[Problem details]
Print all records exactly, leaving nothing out.

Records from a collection
══════════════════════════════

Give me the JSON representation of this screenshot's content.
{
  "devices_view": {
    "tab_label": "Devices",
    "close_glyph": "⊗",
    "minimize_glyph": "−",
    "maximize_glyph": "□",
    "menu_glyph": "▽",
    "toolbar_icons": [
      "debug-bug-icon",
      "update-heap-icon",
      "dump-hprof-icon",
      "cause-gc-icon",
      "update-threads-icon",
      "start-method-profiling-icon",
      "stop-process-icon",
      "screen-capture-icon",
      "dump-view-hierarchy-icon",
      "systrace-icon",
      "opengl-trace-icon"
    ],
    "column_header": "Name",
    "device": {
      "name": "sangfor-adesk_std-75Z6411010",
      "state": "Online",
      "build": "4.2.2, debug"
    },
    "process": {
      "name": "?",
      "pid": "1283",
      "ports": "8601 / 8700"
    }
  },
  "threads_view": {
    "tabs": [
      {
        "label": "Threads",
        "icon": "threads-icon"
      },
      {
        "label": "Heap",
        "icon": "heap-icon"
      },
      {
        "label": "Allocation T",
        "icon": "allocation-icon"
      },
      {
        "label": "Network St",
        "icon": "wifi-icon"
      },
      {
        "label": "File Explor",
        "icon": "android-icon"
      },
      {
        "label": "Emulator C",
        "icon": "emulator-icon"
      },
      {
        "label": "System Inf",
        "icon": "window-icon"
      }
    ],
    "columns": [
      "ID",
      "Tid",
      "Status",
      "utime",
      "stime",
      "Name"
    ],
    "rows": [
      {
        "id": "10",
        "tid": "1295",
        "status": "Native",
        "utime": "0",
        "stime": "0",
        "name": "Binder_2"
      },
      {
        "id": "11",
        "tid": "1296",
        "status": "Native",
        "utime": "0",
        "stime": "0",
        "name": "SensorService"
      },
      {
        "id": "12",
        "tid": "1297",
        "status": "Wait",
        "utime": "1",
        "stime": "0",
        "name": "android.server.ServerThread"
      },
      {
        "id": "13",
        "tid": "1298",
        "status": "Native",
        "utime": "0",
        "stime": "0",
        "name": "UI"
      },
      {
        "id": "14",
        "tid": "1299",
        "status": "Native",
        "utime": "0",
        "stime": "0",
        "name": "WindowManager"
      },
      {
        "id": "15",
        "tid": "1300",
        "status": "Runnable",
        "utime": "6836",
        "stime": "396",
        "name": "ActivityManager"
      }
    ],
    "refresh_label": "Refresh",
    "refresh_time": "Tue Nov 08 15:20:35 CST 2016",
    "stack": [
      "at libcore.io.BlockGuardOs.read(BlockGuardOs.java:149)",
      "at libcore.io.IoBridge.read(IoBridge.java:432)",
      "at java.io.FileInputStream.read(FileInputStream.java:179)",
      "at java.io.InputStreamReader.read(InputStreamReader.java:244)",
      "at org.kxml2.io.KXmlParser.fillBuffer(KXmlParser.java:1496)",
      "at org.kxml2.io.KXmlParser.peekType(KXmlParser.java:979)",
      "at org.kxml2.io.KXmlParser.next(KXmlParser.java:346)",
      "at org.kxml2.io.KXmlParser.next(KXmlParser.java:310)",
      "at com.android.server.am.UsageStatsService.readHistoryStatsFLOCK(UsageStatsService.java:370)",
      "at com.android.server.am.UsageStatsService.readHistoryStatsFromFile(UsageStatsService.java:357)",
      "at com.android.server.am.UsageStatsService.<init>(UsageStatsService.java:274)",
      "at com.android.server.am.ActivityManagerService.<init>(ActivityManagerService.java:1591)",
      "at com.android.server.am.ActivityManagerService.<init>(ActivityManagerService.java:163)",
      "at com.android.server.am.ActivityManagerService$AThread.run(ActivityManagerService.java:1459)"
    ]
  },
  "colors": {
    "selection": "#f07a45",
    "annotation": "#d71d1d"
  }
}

══════════════════════════════

[Reply]
Give me the JSON representation of this screenshot's content.
{
  "devices_view": {
    "tab_label": "Devices",
    "close_glyph": "⊗",
    "minimize_glyph": "−",
    "maximize_glyph": "□",
    "menu_glyph": "▽",
    "toolbar_icons": [
      "debug-bug-icon",
      "update-heap-icon",
      "dump-hprof-icon",
      "cause-gc-icon",
      "update-threads-icon",
      "start-method-profiling-icon",
      "stop-process-icon",
      "screen-capture-icon",
      "dump-view-hierarchy-icon",
      "systrace-icon",
      "opengl-trace-icon"
    ],
    "column_header": "Name",
    "device": {
      "name": "sangfor-adesk_std-75Z6411010",
      "state": "Online",
      "build": "4.2.2, debug"
    },
    "process": {
      "name": "?",
      "pid": "1283",
      "ports": "8601 / 8700"
    }
  },
  "threads_view": {
    "tabs": [
      {
        "label": "Threads",
        "icon": "threads-icon"
      },
      {
        "label": "Heap",
        "icon": "heap-icon"
      },
      {
        "label": "Allocation T",
        "icon": "allocation-icon"
      },
      {
        "label": "Network St",
        "icon": "wifi-icon"
      },
      {
        "label": "File Explor",
        "icon": "android-icon"
      },
      {
        "label": "Emulator C",
        "icon": "emulator-icon"
      },
      {
        "label": "System Inf",
        "icon": "window-icon"
      }
    ],
    "columns": [
      "ID",
      "Tid",
      "Status",
      "utime",
      "stime",
      "Name"
    ],
    "rows": [
      {
        "id": "10",
        "tid": "1295",
        "status": "Native",
        "utime": "0",
        "stime": "0",
        "name": "Binder_2"
      },
      {
        "id": "11",
        "tid": "1296",
        "status": "Native",
        "utime": "0",
        "stime": "0",
        "name": "SensorService"
      },
      {
        "id": "12",
        "tid": "1297",
        "status": "Wait",
        "utime": "1",
        "stime": "0",
        "name": "android.server.ServerThread"
      },
      {
        "id": "13",
        "tid": "1298",
        "status": "Native",
        "utime": "0",
        "stime": "0",
        "name": "UI"
      },
      {
        "id": "14",
        "tid": "1299",
        "status": "Native",
        "utime": "0",
        "stime": "0",
        "name": "WindowManager"
      },
      {
        "id": "15",
        "tid": "1300",
        "status": "Runnable",
        "utime": "6836",
        "stime": "396",
        "name": "ActivityManager"
      }
    ],
    "refresh_label": "Refresh",
    "refresh_time": "Tue Nov 08 15:20:35 CST 2016",
    "stack": [
      "at libcore.io.BlockGuardOs.read(BlockGuardOs.java:149)",
      "at libcore.io.IoBridge.read(IoBridge.java:432)",
      "at java.io.FileInputStream.read(FileInputStream.java:179)",
      "at java.io.InputStreamReader.read(InputStreamReader.java:244)",
      "at org.kxml2.io.KXmlParser.fillBuffer(KXmlParser.java:1496)",
      "at org.kxml2.io.KXmlParser.peekType(KXmlParser.java:979)",
      "at org.kxml2.io.KXmlParser.next(KXmlParser.java:346)",
      "at org.kxml2.io.KXmlParser.next(KXmlParser.java:310)",
      "at com.android.server.am.UsageStatsService.readHistoryStatsFLOCK(UsageStatsService.java:370)",
      "at com.android.server.am.UsageStatsService.readHistoryStatsFromFile(UsageStatsService.java:357)",
      "at com.android.server.am.UsageStatsService.<init>(UsageStatsService.java:274)",
      "at com.android.server.am.ActivityManagerService.<init>(ActivityManagerService.java:1591)",
      "at com.android.server.am.ActivityManagerService.<init>(ActivityManagerService.java:163)",
      "at com.android.server.am.ActivityManagerService$AThread.run(ActivityManagerService.java:1459)"
    ]
  },
  "colors": {
    "selection": "#f07a45",
    "annotation": "#d71d1d"
  }
}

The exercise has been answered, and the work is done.